## Short task:
What follows is a listing to be transcribed exactly.

Collection entries

————————

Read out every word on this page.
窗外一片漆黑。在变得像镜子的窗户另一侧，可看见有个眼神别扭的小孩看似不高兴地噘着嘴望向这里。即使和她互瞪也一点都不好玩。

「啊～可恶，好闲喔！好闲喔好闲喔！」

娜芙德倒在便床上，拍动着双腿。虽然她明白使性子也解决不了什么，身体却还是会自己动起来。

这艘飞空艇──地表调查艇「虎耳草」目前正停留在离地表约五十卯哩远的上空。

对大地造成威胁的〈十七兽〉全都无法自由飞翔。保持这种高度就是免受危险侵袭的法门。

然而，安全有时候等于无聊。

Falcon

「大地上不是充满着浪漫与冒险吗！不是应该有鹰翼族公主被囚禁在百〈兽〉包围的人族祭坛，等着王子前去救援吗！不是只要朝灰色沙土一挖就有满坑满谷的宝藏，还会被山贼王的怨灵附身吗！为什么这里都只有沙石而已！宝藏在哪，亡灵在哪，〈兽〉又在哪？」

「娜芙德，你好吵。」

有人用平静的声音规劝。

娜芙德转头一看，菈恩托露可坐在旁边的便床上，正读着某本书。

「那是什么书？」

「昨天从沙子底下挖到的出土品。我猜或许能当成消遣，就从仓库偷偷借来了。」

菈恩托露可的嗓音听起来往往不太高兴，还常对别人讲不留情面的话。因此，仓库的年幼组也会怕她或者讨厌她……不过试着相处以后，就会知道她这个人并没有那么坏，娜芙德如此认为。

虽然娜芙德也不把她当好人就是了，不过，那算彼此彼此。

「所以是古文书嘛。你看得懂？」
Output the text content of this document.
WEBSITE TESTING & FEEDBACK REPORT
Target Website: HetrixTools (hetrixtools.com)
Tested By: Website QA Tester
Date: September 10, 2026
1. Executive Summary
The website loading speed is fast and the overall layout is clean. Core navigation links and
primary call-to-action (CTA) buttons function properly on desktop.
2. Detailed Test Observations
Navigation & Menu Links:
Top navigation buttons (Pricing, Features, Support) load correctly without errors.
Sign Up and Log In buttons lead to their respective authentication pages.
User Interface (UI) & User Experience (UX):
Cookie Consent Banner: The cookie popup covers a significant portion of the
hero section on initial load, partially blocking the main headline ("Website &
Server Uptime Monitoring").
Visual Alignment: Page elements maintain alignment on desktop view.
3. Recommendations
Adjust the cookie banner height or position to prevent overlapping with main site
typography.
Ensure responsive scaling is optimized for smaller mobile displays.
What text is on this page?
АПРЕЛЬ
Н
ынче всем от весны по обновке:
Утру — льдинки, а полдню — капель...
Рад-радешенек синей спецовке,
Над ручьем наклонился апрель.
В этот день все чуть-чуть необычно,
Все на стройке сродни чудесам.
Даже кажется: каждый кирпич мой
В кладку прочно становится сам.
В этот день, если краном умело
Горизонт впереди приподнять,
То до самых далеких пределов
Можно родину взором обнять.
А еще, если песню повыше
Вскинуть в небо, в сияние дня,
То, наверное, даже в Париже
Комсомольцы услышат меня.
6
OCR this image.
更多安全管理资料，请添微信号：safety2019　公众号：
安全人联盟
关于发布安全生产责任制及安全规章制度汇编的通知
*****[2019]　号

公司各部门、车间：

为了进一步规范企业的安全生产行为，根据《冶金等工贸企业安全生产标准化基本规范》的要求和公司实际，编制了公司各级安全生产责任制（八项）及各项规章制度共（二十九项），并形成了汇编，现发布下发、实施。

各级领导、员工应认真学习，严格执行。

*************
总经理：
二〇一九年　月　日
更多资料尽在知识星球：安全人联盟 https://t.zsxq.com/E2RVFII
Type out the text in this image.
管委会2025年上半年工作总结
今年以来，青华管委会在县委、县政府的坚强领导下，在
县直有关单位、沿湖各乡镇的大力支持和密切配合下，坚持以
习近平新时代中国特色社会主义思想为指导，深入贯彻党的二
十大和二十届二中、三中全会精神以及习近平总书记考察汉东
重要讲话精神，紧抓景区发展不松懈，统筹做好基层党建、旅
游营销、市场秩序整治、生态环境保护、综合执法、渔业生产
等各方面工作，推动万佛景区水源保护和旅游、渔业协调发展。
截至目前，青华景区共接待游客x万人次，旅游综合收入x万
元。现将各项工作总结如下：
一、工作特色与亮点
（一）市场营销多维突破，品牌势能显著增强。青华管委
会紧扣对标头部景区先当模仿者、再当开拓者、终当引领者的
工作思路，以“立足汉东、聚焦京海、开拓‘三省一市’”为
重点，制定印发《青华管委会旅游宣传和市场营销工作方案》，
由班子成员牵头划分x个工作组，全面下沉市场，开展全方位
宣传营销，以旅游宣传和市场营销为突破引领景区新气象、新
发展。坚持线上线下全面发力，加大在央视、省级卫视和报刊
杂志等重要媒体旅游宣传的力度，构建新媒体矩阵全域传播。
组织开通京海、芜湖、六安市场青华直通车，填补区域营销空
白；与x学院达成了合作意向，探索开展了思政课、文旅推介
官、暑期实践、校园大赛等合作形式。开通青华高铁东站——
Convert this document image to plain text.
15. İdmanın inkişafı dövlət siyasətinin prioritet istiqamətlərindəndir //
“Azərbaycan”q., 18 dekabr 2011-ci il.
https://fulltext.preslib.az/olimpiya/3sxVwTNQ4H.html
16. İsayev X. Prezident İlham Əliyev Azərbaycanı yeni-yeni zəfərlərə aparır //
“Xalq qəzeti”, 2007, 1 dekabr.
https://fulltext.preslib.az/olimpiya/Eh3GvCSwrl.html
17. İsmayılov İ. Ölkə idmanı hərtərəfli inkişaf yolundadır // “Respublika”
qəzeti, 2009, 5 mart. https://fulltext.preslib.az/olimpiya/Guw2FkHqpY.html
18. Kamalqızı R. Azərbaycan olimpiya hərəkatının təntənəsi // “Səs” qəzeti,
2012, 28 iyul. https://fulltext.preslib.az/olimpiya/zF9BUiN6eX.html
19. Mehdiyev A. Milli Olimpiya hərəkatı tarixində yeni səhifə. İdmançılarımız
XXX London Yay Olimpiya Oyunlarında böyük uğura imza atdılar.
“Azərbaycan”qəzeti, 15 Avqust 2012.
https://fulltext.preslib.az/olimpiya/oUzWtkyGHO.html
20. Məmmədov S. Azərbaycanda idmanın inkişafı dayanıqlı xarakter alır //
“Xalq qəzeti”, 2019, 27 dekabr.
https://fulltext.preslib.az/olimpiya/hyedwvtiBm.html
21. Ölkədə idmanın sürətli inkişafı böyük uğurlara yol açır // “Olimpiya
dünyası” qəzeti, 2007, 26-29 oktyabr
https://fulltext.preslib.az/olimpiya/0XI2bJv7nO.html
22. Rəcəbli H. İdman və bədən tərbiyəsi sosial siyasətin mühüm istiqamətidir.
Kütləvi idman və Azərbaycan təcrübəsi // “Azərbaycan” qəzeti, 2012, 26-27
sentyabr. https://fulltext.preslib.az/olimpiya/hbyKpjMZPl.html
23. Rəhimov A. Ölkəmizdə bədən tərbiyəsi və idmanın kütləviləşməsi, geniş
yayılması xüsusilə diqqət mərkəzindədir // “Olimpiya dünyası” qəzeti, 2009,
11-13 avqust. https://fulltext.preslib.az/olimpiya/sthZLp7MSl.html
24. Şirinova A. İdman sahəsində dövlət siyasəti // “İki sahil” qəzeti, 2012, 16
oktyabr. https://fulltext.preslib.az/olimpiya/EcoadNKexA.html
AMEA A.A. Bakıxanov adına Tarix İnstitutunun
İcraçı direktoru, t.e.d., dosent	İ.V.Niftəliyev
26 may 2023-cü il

————————

## Problem solution:
Read out every word on this page.
窗外一片漆黑。在变得像镜子的窗户另一侧，可看见有个眼神别扭的小孩看似不高兴地噘着嘴望向这里。即使和她互瞪也一点都不好玩。

「啊～可恶，好闲喔！好闲喔好闲喔！」

娜芙德倒在便床上，拍动着双腿。虽然她明白使性子也解决不了什么，身体却还是会自己动起来。

这艘飞空艇──地表调查艇「虎耳草」目前正停留在离地表约五十卯哩远的上空。

对大地造成威胁的〈十七兽〉全都无法自由飞翔。保持这种高度就是免受危险侵袭的法门。

然而，安全有时候等于无聊。

Falcon

「大地上不是充满着浪漫与冒险吗！不是应该有鹰翼族公主被囚禁在百〈兽〉包围的人族祭坛，等着王子前去救援吗！不是只要朝灰色沙土一挖就有满坑满谷的宝藏，还会被山贼王的怨灵附身吗！为什么这里都只有沙石而已！宝藏在哪，亡灵在哪，〈兽〉又在哪？」

「娜芙德，你好吵。」

有人用平静的声音规劝。

娜芙德转头一看，菈恩托露可坐在旁边的便床上，正读着某本书。

「那是什么书？」

「昨天从沙子底下挖到的出土品。我猜或许能当成消遣，就从仓库偷偷借来了。」

菈恩托露可的嗓音听起来往往不太高兴，还常对别人讲不留情面的话。因此，仓库的年幼组也会怕她或者讨厌她……不过试着相处以后，就会知道她这个人并没有那么坏，娜芙德如此认为。

虽然娜芙德也不把她当好人就是了，不过，那算彼此彼此。

「所以是古文书嘛。你看得懂？」
Output the text content of this document.
WEBSITE TESTING & FEEDBACK REPORT
Target Website: HetrixTools (hetrixtools.com)
Tested By: Website QA Tester
Date: September 10, 2026
1. Executive Summary
The website loading speed is fast and the overall layout is clean. Core navigation links and
primary call-to-action (CTA) buttons function properly on desktop.
2. Detailed Test Observations
Navigation & Menu Links:
Top navigation buttons (Pricing, Features, Support) load correctly without errors.
Sign Up and Log In buttons lead to their respective authentication pages.
User Interface (UI) & User Experience (UX):
Cookie Consent Banner: The cookie popup covers a significant portion of the
hero section on initial load, partially blocking the main headline ("Website &
Server Uptime Monitoring").
Visual Alignment: Page elements maintain alignment on desktop view.
3. Recommendations
Adjust the cookie banner height or position to prevent overlapping with main site
typography.
Ensure responsive scaling is optimized for smaller mobile displays.
What text is on this page?
АПРЕЛЬ
Н
ынче всем от весны по обновке:
Утру — льдинки, а полдню — капель...
Рад-радешенек синей спецовке,
Над ручьем наклонился апрель.
В этот день все чуть-чуть необычно,
Все на стройке сродни чудесам.
Даже кажется: каждый кирпич мой
В кладку прочно становится сам.
В этот день, если краном умело
Горизонт впереди приподнять,
То до самых далеких пределов
Можно родину взором обнять.
А еще, если песню повыше
Вскинуть в небо, в сияние дня,
То, наверное, даже в Париже
Комсомольцы услышат меня.
6
OCR this image.
更多安全管理资料，请添微信号：safety2019　公众号：
安全人联盟
关于发布安全生产责任制及安全规章制度汇编的通知
*****[2019]　号

公司各部门、车间：

为了进一步规范企业的安全生产行为，根据《冶金等工贸企业安全生产标准化基本规范》的要求和公司实际，编制了公司各级安全生产责任制（八项）及各项规章制度共（二十九项），并形成了汇编，现发布下发、实施。

各级领导、员工应认真学习，严格执行。

*************
总经理：
二〇一九年　月　日
更多资料尽在知识星球：安全人联盟 https://t.zsxq.com/E2RVFII
Type out the text in this image.
管委会2025年上半年工作总结
今年以来，青华管委会在县委、县政府的坚强领导下，在
县直有关单位、沿湖各乡镇的大力支持和密切配合下，坚持以
习近平新时代中国特色社会主义思想为指导，深入贯彻党的二
十大和二十届二中、三中全会精神以及习近平总书记考察汉东
重要讲话精神，紧抓景区发展不松懈，统筹做好基层党建、旅
游营销、市场秩序整治、生态环境保护、综合执法、渔业生产
等各方面工作，推动万佛景区水源保护和旅游、渔业协调发展。
截至目前，青华景区共接待游客x万人次，旅游综合收入x万
元。现将各项工作总结如下：
一、工作特色与亮点
（一）市场营销多维突破，品牌势能显著增强。青华管委
会紧扣对标头部景区先当模仿者、再当开拓者、终当引领者的
工作思路，以“立足汉东、聚焦京海、开拓‘三省一市’”为
重点，制定印发《青华管委会旅游宣传和市场营销工作方案》，
由班子成员牵头划分x个工作组，全面下沉市场，开展全方位
宣传营销，以旅游宣传和市场营销为突破引领景区新气象、新
发展。坚持线上线下全面发力，加大在央视、省级卫视和报刊
杂志等重要媒体旅游宣传的力度，构建新媒体矩阵全域传播。
组织开通京海、芜湖、六安市场青华直通车，填补区域营销空
白；与x学院达成了合作意向，探索开展了思政课、文旅推介
官、暑期实践、校园大赛等合作形式。开通青华高铁东站——
Convert this document image to plain text.
15. İdmanın inkişafı dövlət siyasətinin prioritet istiqamətlərindəndir //
“Azərbaycan”q., 18 dekabr 2011-ci il.
https://fulltext.preslib.az/olimpiya/3sxVwTNQ4H.html
16. İsayev X. Prezident İlham Əliyev Azərbaycanı yeni-yeni zəfərlərə aparır //
“Xalq qəzeti”, 2007, 1 dekabr.
https://fulltext.preslib.az/olimpiya/Eh3GvCSwrl.html
17. İsmayılov İ. Ölkə idmanı hərtərəfli inkişaf yolundadır // “Respublika”
qəzeti, 2009, 5 mart. https://fulltext.preslib.az/olimpiya/Guw2FkHqpY.html
18. Kamalqızı R. Azərbaycan olimpiya hərəkatının təntənəsi // “Səs” qəzeti,
2012, 28 iyul. https://fulltext.preslib.az/olimpiya/zF9BUiN6eX.html
19. Mehdiyev A. Milli Olimpiya hərəkatı tarixində yeni səhifə. İdmançılarımız
XXX London Yay Olimpiya Oyunlarında böyük uğura imza atdılar.
“Azərbaycan”qəzeti, 15 Avqust 2012.
https://fulltext.preslib.az/olimpiya/oUzWtkyGHO.html
20. Məmmədov S. Azərbaycanda idmanın inkişafı dayanıqlı xarakter alır //
“Xalq qəzeti”, 2019, 27 dekabr.
https://fulltext.preslib.az/olimpiya/hyedwvtiBm.html
21. Ölkədə idmanın sürətli inkişafı böyük uğurlara yol açır // “Olimpiya
dünyası” qəzeti, 2007, 26-29 oktyabr
https://fulltext.preslib.az/olimpiya/0XI2bJv7nO.html
22. Rəcəbli H. İdman və bədən tərbiyəsi sosial siyasətin mühüm istiqamətidir.
Kütləvi idman və Azərbaycan təcrübəsi // “Azərbaycan” qəzeti, 2012, 26-27
sentyabr. https://fulltext.preslib.az/olimpiya/hbyKpjMZPl.html
23. Rəhimov A. Ölkəmizdə bədən tərbiyəsi və idmanın kütləviləşməsi, geniş
yayılması xüsusilə diqqət mərkəzindədir // “Olimpiya dünyası” qəzeti, 2009,
11-13 avqust. https://fulltext.preslib.az/olimpiya/sthZLp7MSl.html
24. Şirinova A. İdman sahəsində dövlət siyasəti // “İki sahil” qəzeti, 2012, 16
oktyabr. https://fulltext.preslib.az/olimpiya/EcoadNKexA.html
AMEA A.A. Bakıxanov adına Tarix İnstitutunun
İcraçı direktoru, t.e.d., dosent	İ.V.Niftəliyev
26 may 2023-cü il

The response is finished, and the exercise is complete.